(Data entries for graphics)
*-*-*

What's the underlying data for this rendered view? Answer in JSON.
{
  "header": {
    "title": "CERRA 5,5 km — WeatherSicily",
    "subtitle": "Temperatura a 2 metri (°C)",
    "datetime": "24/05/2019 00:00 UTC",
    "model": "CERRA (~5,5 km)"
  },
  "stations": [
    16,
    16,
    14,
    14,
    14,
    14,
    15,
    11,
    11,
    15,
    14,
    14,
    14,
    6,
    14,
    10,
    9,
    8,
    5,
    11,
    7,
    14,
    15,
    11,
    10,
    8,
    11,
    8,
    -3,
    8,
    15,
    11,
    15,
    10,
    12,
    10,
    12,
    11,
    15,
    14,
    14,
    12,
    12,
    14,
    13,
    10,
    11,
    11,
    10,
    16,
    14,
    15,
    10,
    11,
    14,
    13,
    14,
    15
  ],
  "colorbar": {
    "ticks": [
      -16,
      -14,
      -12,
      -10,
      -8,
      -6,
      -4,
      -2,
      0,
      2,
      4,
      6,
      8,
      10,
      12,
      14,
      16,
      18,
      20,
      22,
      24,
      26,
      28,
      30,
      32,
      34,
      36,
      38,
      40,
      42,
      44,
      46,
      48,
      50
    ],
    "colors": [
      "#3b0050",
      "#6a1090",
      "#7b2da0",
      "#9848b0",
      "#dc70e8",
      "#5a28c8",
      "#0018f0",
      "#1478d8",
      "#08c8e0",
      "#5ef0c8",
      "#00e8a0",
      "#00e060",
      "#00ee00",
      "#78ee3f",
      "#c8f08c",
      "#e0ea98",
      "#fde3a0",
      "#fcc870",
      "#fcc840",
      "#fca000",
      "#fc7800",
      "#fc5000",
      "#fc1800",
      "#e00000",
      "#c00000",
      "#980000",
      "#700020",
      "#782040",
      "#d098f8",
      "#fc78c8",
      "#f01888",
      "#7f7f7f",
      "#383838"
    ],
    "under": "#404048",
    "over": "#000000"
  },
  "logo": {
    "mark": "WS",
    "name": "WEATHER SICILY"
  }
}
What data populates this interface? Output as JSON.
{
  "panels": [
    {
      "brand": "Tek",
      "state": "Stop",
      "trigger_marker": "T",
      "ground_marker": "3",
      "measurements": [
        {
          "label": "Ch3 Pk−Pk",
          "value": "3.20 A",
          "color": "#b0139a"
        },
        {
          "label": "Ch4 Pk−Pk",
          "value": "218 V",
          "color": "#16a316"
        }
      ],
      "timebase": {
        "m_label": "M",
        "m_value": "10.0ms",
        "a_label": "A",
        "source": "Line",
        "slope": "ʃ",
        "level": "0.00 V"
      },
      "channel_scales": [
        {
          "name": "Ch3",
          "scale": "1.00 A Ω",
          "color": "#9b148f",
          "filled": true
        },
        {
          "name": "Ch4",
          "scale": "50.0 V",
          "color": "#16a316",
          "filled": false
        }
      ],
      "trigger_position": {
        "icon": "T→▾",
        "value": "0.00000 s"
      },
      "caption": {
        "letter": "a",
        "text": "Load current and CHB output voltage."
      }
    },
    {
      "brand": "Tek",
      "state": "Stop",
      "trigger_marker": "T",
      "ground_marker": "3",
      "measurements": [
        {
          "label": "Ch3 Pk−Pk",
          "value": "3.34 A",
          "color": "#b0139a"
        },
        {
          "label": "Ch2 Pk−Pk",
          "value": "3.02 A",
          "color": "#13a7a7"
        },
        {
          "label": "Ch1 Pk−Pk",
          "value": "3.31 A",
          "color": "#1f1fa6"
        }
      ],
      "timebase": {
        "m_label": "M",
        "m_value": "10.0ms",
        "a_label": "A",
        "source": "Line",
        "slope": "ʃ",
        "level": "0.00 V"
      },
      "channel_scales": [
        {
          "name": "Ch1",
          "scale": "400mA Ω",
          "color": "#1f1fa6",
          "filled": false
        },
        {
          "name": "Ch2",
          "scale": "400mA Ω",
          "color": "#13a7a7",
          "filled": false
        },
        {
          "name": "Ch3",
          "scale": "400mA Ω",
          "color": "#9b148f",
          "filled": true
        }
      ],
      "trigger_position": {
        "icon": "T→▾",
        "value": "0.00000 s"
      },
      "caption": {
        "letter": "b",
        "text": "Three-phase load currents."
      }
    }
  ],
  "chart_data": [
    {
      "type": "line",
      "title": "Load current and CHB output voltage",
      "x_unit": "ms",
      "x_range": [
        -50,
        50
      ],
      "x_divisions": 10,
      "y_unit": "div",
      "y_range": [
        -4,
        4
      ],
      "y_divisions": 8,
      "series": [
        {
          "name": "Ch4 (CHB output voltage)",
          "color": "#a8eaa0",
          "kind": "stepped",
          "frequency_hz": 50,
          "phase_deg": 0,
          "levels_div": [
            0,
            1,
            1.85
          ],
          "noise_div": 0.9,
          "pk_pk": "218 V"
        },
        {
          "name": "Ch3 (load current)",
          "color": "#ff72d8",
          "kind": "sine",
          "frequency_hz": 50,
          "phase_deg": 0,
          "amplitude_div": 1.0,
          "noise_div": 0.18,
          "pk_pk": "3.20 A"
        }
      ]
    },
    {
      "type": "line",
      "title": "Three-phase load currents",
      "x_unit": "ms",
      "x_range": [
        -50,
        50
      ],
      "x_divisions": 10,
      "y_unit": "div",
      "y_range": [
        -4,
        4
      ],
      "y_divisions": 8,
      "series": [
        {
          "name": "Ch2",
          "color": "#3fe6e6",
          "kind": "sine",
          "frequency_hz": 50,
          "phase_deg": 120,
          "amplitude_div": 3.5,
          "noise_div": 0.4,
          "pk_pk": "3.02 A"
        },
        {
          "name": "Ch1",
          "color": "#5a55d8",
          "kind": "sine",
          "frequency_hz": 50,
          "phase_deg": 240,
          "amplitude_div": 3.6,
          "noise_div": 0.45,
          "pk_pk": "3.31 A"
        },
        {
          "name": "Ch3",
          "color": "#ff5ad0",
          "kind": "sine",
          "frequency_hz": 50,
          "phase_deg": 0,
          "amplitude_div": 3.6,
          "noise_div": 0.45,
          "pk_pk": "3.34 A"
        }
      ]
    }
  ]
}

*-*-*

**SET PROBLEM**
Extract the listing in its entirety, matching it exactly.

**EXERCISE RESULT**
What's the underlying data for this rendered view? Answer in JSON.
{
  "header": {
    "title": "CERRA 5,5 km — WeatherSicily",
    "subtitle": "Temperatura a 2 metri (°C)",
    "datetime": "24/05/2019 00:00 UTC",
    "model": "CERRA (~5,5 km)"
  },
  "stations": [
    16,
    16,
    14,
    14,
    14,
    14,
    15,
    11,
    11,
    15,
    14,
    14,
    14,
    6,
    14,
    10,
    9,
    8,
    5,
    11,
    7,
    14,
    15,
    11,
    10,
    8,
    11,
    8,
    -3,
    8,
    15,
    11,
    15,
    10,
    12,
    10,
    12,
    11,
    15,
    14,
    14,
    12,
    12,
    14,
    13,
    10,
    11,
    11,
    10,
    16,
    14,
    15,
    10,
    11,
    14,
    13,
    14,
    15
  ],
  "colorbar": {
    "ticks": [
      -16,
      -14,
      -12,
      -10,
      -8,
      -6,
      -4,
      -2,
      0,
      2,
      4,
      6,
      8,
      10,
      12,
      14,
      16,
      18,
      20,
      22,
      24,
      26,
      28,
      30,
      32,
      34,
      36,
      38,
      40,
      42,
      44,
      46,
      48,
      50
    ],
    "colors": [
      "#3b0050",
      "#6a1090",
      "#7b2da0",
      "#9848b0",
      "#dc70e8",
      "#5a28c8",
      "#0018f0",
      "#1478d8",
      "#08c8e0",
      "#5ef0c8",
      "#00e8a0",
      "#00e060",
      "#00ee00",
      "#78ee3f",
      "#c8f08c",
      "#e0ea98",
      "#fde3a0",
      "#fcc870",
      "#fcc840",
      "#fca000",
      "#fc7800",
      "#fc5000",
      "#fc1800",
      "#e00000",
      "#c00000",
      "#980000",
      "#700020",
      "#782040",
      "#d098f8",
      "#fc78c8",
      "#f01888",
      "#7f7f7f",
      "#383838"
    ],
    "under": "#404048",
    "over": "#000000"
  },
  "logo": {
    "mark": "WS",
    "name": "WEATHER SICILY"
  }
}
What data populates this interface? Output as JSON.
{
  "panels": [
    {
      "brand": "Tek",
      "state": "Stop",
      "trigger_marker": "T",
      "ground_marker": "3",
      "measurements": [
        {
          "label": "Ch3 Pk−Pk",
          "value": "3.20 A",
          "color": "#b0139a"
        },
        {
          "label": "Ch4 Pk−Pk",
          "value": "218 V",
          "color": "#16a316"
        }
      ],
      "timebase": {
        "m_label": "M",
        "m_value": "10.0ms",
        "a_label": "A",
        "source": "Line",
        "slope": "ʃ",
        "level": "0.00 V"
      },
      "channel_scales": [
        {
          "name": "Ch3",
          "scale": "1.00 A Ω",
          "color": "#9b148f",
          "filled": true
        },
        {
          "name": "Ch4",
          "scale": "50.0 V",
          "color": "#16a316",
          "filled": false
        }
      ],
      "trigger_position": {
        "icon": "T→▾",
        "value": "0.00000 s"
      },
      "caption": {
        "letter": "a",
        "text": "Load current and CHB output voltage."
      }
    },
    {
      "brand": "Tek",
      "state": "Stop",
      "trigger_marker": "T",
      "ground_marker": "3",
      "measurements": [
        {
          "label": "Ch3 Pk−Pk",
          "value": "3.34 A",
          "color": "#b0139a"
        },
        {
          "label": "Ch2 Pk−Pk",
          "value": "3.02 A",
          "color": "#13a7a7"
        },
        {
          "label": "Ch1 Pk−Pk",
          "value": "3.31 A",
          "color": "#1f1fa6"
        }
      ],
      "timebase": {
        "m_label": "M",
        "m_value": "10.0ms",
        "a_label": "A",
        "source": "Line",
        "slope": "ʃ",
        "level": "0.00 V"
      },
      "channel_scales": [
        {
          "name": "Ch1",
          "scale": "400mA Ω",
          "color": "#1f1fa6",
          "filled": false
        },
        {
          "name": "Ch2",
          "scale": "400mA Ω",
          "color": "#13a7a7",
          "filled": false
        },
        {
          "name": "Ch3",
          "scale": "400mA Ω",
          "color": "#9b148f",
          "filled": true
        }
      ],
      "trigger_position": {
        "icon": "T→▾",
        "value": "0.00000 s"
      },
      "caption": {
        "letter": "b",
        "text": "Three-phase load currents."
      }
    }
  ],
  "chart_data": [
    {
      "type": "line",
      "title": "Load current and CHB output voltage",
      "x_unit": "ms",
      "x_range": [
        -50,
        50
      ],
      "x_divisions": 10,
      "y_unit": "div",
      "y_range": [
        -4,
        4
      ],
      "y_divisions": 8,
      "series": [
        {
          "name": "Ch4 (CHB output voltage)",
          "color": "#a8eaa0",
          "kind": "stepped",
          "frequency_hz": 50,
          "phase_deg": 0,
          "levels_div": [
            0,
            1,
            1.85
          ],
          "noise_div": 0.9,
          "pk_pk": "218 V"
        },
        {
          "name": "Ch3 (load current)",
          "color": "#ff72d8",
          "kind": "sine",
          "frequency_hz": 50,
          "phase_deg": 0,
          "amplitude_div": 1.0,
          "noise_div": 0.18,
          "pk_pk": "3.20 A"
        }
      ]
    },
    {
      "type": "line",
      "title": "Three-phase load currents",
      "x_unit": "ms",
      "x_range": [
        -50,
        50
      ],
      "x_divisions": 10,
      "y_unit": "div",
      "y_range": [
        -4,
        4
      ],
      "y_divisions": 8,
      "series": [
        {
          "name": "Ch2",
          "color": "#3fe6e6",
          "kind": "sine",
          "frequency_hz": 50,
          "phase_deg": 120,
          "amplitude_div": 3.5,
          "noise_div": 0.4,
          "pk_pk": "3.02 A"
        },
        {
          "name": "Ch1",
          "color": "#5a55d8",
          "kind": "sine",
          "frequency_hz": 50,
          "phase_deg": 240,
          "amplitude_div": 3.6,
          "noise_div": 0.45,
          "pk_pk": "3.31 A"
        },
        {
          "name": "Ch3",
          "color": "#ff5ad0",
          "kind": "sine",
          "frequency_hz": 50,
          "phase_deg": 0,
          "amplitude_div": 3.6,
          "noise_div": 0.45,
          "pk_pk": "3.34 A"
        }
      ]
    }
  ]
}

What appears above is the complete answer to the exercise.